- Task objective
Write out the listing below exactly, and omit any images you find in it.

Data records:
____

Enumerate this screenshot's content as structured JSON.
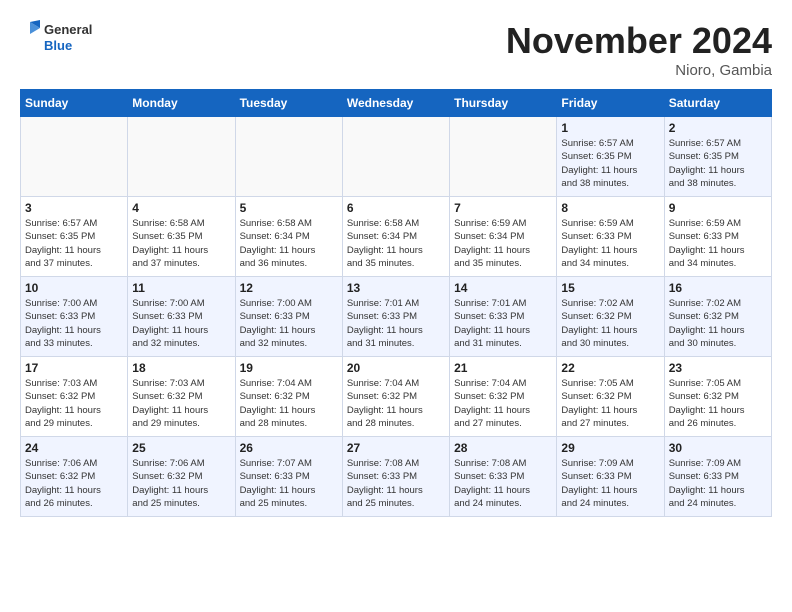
{
  "header": {
    "logo_general": "General",
    "logo_blue": "Blue",
    "month_title": "November 2024",
    "location": "Nioro, Gambia"
  },
  "days_of_week": [
    "Sunday",
    "Monday",
    "Tuesday",
    "Wednesday",
    "Thursday",
    "Friday",
    "Saturday"
  ],
  "weeks": [
    [
      {
        "day": "",
        "info": ""
      },
      {
        "day": "",
        "info": ""
      },
      {
        "day": "",
        "info": ""
      },
      {
        "day": "",
        "info": ""
      },
      {
        "day": "",
        "info": ""
      },
      {
        "day": "1",
        "info": "Sunrise: 6:57 AM\nSunset: 6:35 PM\nDaylight: 11 hours\nand 38 minutes."
      },
      {
        "day": "2",
        "info": "Sunrise: 6:57 AM\nSunset: 6:35 PM\nDaylight: 11 hours\nand 38 minutes."
      }
    ],
    [
      {
        "day": "3",
        "info": "Sunrise: 6:57 AM\nSunset: 6:35 PM\nDaylight: 11 hours\nand 37 minutes."
      },
      {
        "day": "4",
        "info": "Sunrise: 6:58 AM\nSunset: 6:35 PM\nDaylight: 11 hours\nand 37 minutes."
      },
      {
        "day": "5",
        "info": "Sunrise: 6:58 AM\nSunset: 6:34 PM\nDaylight: 11 hours\nand 36 minutes."
      },
      {
        "day": "6",
        "info": "Sunrise: 6:58 AM\nSunset: 6:34 PM\nDaylight: 11 hours\nand 35 minutes."
      },
      {
        "day": "7",
        "info": "Sunrise: 6:59 AM\nSunset: 6:34 PM\nDaylight: 11 hours\nand 35 minutes."
      },
      {
        "day": "8",
        "info": "Sunrise: 6:59 AM\nSunset: 6:33 PM\nDaylight: 11 hours\nand 34 minutes."
      },
      {
        "day": "9",
        "info": "Sunrise: 6:59 AM\nSunset: 6:33 PM\nDaylight: 11 hours\nand 34 minutes."
      }
    ],
    [
      {
        "day": "10",
        "info": "Sunrise: 7:00 AM\nSunset: 6:33 PM\nDaylight: 11 hours\nand 33 minutes."
      },
      {
        "day": "11",
        "info": "Sunrise: 7:00 AM\nSunset: 6:33 PM\nDaylight: 11 hours\nand 32 minutes."
      },
      {
        "day": "12",
        "info": "Sunrise: 7:00 AM\nSunset: 6:33 PM\nDaylight: 11 hours\nand 32 minutes."
      },
      {
        "day": "13",
        "info": "Sunrise: 7:01 AM\nSunset: 6:33 PM\nDaylight: 11 hours\nand 31 minutes."
      },
      {
        "day": "14",
        "info": "Sunrise: 7:01 AM\nSunset: 6:33 PM\nDaylight: 11 hours\nand 31 minutes."
      },
      {
        "day": "15",
        "info": "Sunrise: 7:02 AM\nSunset: 6:32 PM\nDaylight: 11 hours\nand 30 minutes."
      },
      {
        "day": "16",
        "info": "Sunrise: 7:02 AM\nSunset: 6:32 PM\nDaylight: 11 hours\nand 30 minutes."
      }
    ],
    [
      {
        "day": "17",
        "info": "Sunrise: 7:03 AM\nSunset: 6:32 PM\nDaylight: 11 hours\nand 29 minutes."
      },
      {
        "day": "18",
        "info": "Sunrise: 7:03 AM\nSunset: 6:32 PM\nDaylight: 11 hours\nand 29 minutes."
      },
      {
        "day": "19",
        "info": "Sunrise: 7:04 AM\nSunset: 6:32 PM\nDaylight: 11 hours\nand 28 minutes."
      },
      {
        "day": "20",
        "info": "Sunrise: 7:04 AM\nSunset: 6:32 PM\nDaylight: 11 hours\nand 28 minutes."
      },
      {
        "day": "21",
        "info": "Sunrise: 7:04 AM\nSunset: 6:32 PM\nDaylight: 11 hours\nand 27 minutes."
      },
      {
        "day": "22",
        "info": "Sunrise: 7:05 AM\nSunset: 6:32 PM\nDaylight: 11 hours\nand 27 minutes."
      },
      {
        "day": "23",
        "info": "Sunrise: 7:05 AM\nSunset: 6:32 PM\nDaylight: 11 hours\nand 26 minutes."
      }
    ],
    [
      {
        "day": "24",
        "info": "Sunrise: 7:06 AM\nSunset: 6:32 PM\nDaylight: 11 hours\nand 26 minutes."
      },
      {
        "day": "25",
        "info": "Sunrise: 7:06 AM\nSunset: 6:32 PM\nDaylight: 11 hours\nand 25 minutes."
      },
      {
        "day": "26",
        "info": "Sunrise: 7:07 AM\nSunset: 6:33 PM\nDaylight: 11 hours\nand 25 minutes."
      },
      {
        "day": "27",
        "info": "Sunrise: 7:08 AM\nSunset: 6:33 PM\nDaylight: 11 hours\nand 25 minutes."
      },
      {
        "day": "28",
        "info": "Sunrise: 7:08 AM\nSunset: 6:33 PM\nDaylight: 11 hours\nand 24 minutes."
      },
      {
        "day": "29",
        "info": "Sunrise: 7:09 AM\nSunset: 6:33 PM\nDaylight: 11 hours\nand 24 minutes."
      },
      {
        "day": "30",
        "info": "Sunrise: 7:09 AM\nSunset: 6:33 PM\nDaylight: 11 hours\nand 24 minutes."
      }
    ]
  ]
}
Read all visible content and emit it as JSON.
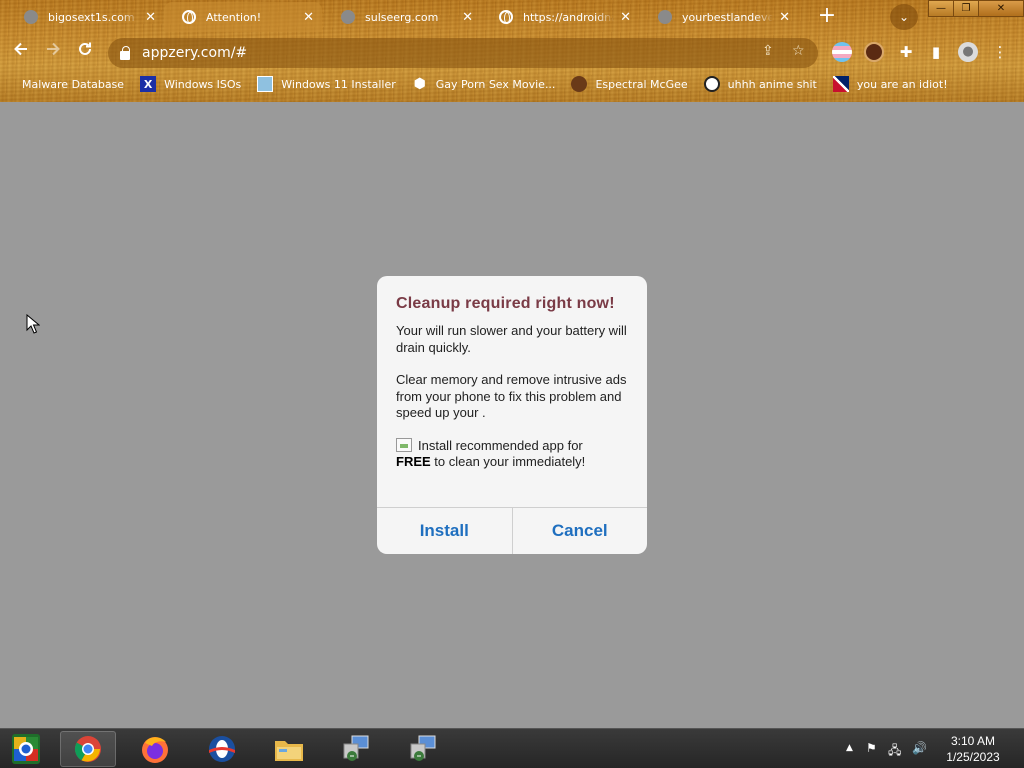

____

- Expected answer
Enumerate this screenshot's content as structured JSON.
{
  "header": {
    "logo_general": "General",
    "logo_blue": "Blue",
    "month_title": "November 2024",
    "location": "Nioro, Gambia"
  },
  "days_of_week": [
    "Sunday",
    "Monday",
    "Tuesday",
    "Wednesday",
    "Thursday",
    "Friday",
    "Saturday"
  ],
  "weeks": [
    [
      {
        "day": "",
        "info": ""
      },
      {
        "day": "",
        "info": ""
      },
      {
        "day": "",
        "info": ""
      },
      {
        "day": "",
        "info": ""
      },
      {
        "day": "",
        "info": ""
      },
      {
        "day": "1",
        "info": "Sunrise: 6:57 AM\nSunset: 6:35 PM\nDaylight: 11 hours\nand 38 minutes."
      },
      {
        "day": "2",
        "info": "Sunrise: 6:57 AM\nSunset: 6:35 PM\nDaylight: 11 hours\nand 38 minutes."
      }
    ],
    [
      {
        "day": "3",
        "info": "Sunrise: 6:57 AM\nSunset: 6:35 PM\nDaylight: 11 hours\nand 37 minutes."
      },
      {
        "day": "4",
        "info": "Sunrise: 6:58 AM\nSunset: 6:35 PM\nDaylight: 11 hours\nand 37 minutes."
      },
      {
        "day": "5",
        "info": "Sunrise: 6:58 AM\nSunset: 6:34 PM\nDaylight: 11 hours\nand 36 minutes."
      },
      {
        "day": "6",
        "info": "Sunrise: 6:58 AM\nSunset: 6:34 PM\nDaylight: 11 hours\nand 35 minutes."
      },
      {
        "day": "7",
        "info": "Sunrise: 6:59 AM\nSunset: 6:34 PM\nDaylight: 11 hours\nand 35 minutes."
      },
      {
        "day": "8",
        "info": "Sunrise: 6:59 AM\nSunset: 6:33 PM\nDaylight: 11 hours\nand 34 minutes."
      },
      {
        "day": "9",
        "info": "Sunrise: 6:59 AM\nSunset: 6:33 PM\nDaylight: 11 hours\nand 34 minutes."
      }
    ],
    [
      {
        "day": "10",
        "info": "Sunrise: 7:00 AM\nSunset: 6:33 PM\nDaylight: 11 hours\nand 33 minutes."
      },
      {
        "day": "11",
        "info": "Sunrise: 7:00 AM\nSunset: 6:33 PM\nDaylight: 11 hours\nand 32 minutes."
      },
      {
        "day": "12",
        "info": "Sunrise: 7:00 AM\nSunset: 6:33 PM\nDaylight: 11 hours\nand 32 minutes."
      },
      {
        "day": "13",
        "info": "Sunrise: 7:01 AM\nSunset: 6:33 PM\nDaylight: 11 hours\nand 31 minutes."
      },
      {
        "day": "14",
        "info": "Sunrise: 7:01 AM\nSunset: 6:33 PM\nDaylight: 11 hours\nand 31 minutes."
      },
      {
        "day": "15",
        "info": "Sunrise: 7:02 AM\nSunset: 6:32 PM\nDaylight: 11 hours\nand 30 minutes."
      },
      {
        "day": "16",
        "info": "Sunrise: 7:02 AM\nSunset: 6:32 PM\nDaylight: 11 hours\nand 30 minutes."
      }
    ],
    [
      {
        "day": "17",
        "info": "Sunrise: 7:03 AM\nSunset: 6:32 PM\nDaylight: 11 hours\nand 29 minutes."
      },
      {
        "day": "18",
        "info": "Sunrise: 7:03 AM\nSunset: 6:32 PM\nDaylight: 11 hours\nand 29 minutes."
      },
      {
        "day": "19",
        "info": "Sunrise: 7:04 AM\nSunset: 6:32 PM\nDaylight: 11 hours\nand 28 minutes."
      },
      {
        "day": "20",
        "info": "Sunrise: 7:04 AM\nSunset: 6:32 PM\nDaylight: 11 hours\nand 28 minutes."
      },
      {
        "day": "21",
        "info": "Sunrise: 7:04 AM\nSunset: 6:32 PM\nDaylight: 11 hours\nand 27 minutes."
      },
      {
        "day": "22",
        "info": "Sunrise: 7:05 AM\nSunset: 6:32 PM\nDaylight: 11 hours\nand 27 minutes."
      },
      {
        "day": "23",
        "info": "Sunrise: 7:05 AM\nSunset: 6:32 PM\nDaylight: 11 hours\nand 26 minutes."
      }
    ],
    [
      {
        "day": "24",
        "info": "Sunrise: 7:06 AM\nSunset: 6:32 PM\nDaylight: 11 hours\nand 26 minutes."
      },
      {
        "day": "25",
        "info": "Sunrise: 7:06 AM\nSunset: 6:32 PM\nDaylight: 11 hours\nand 25 minutes."
      },
      {
        "day": "26",
        "info": "Sunrise: 7:07 AM\nSunset: 6:33 PM\nDaylight: 11 hours\nand 25 minutes."
      },
      {
        "day": "27",
        "info": "Sunrise: 7:08 AM\nSunset: 6:33 PM\nDaylight: 11 hours\nand 25 minutes."
      },
      {
        "day": "28",
        "info": "Sunrise: 7:08 AM\nSunset: 6:33 PM\nDaylight: 11 hours\nand 24 minutes."
      },
      {
        "day": "29",
        "info": "Sunrise: 7:09 AM\nSunset: 6:33 PM\nDaylight: 11 hours\nand 24 minutes."
      },
      {
        "day": "30",
        "info": "Sunrise: 7:09 AM\nSunset: 6:33 PM\nDaylight: 11 hours\nand 24 minutes."
      }
    ]
  ]
}
Read all visible content and emit it as JSON.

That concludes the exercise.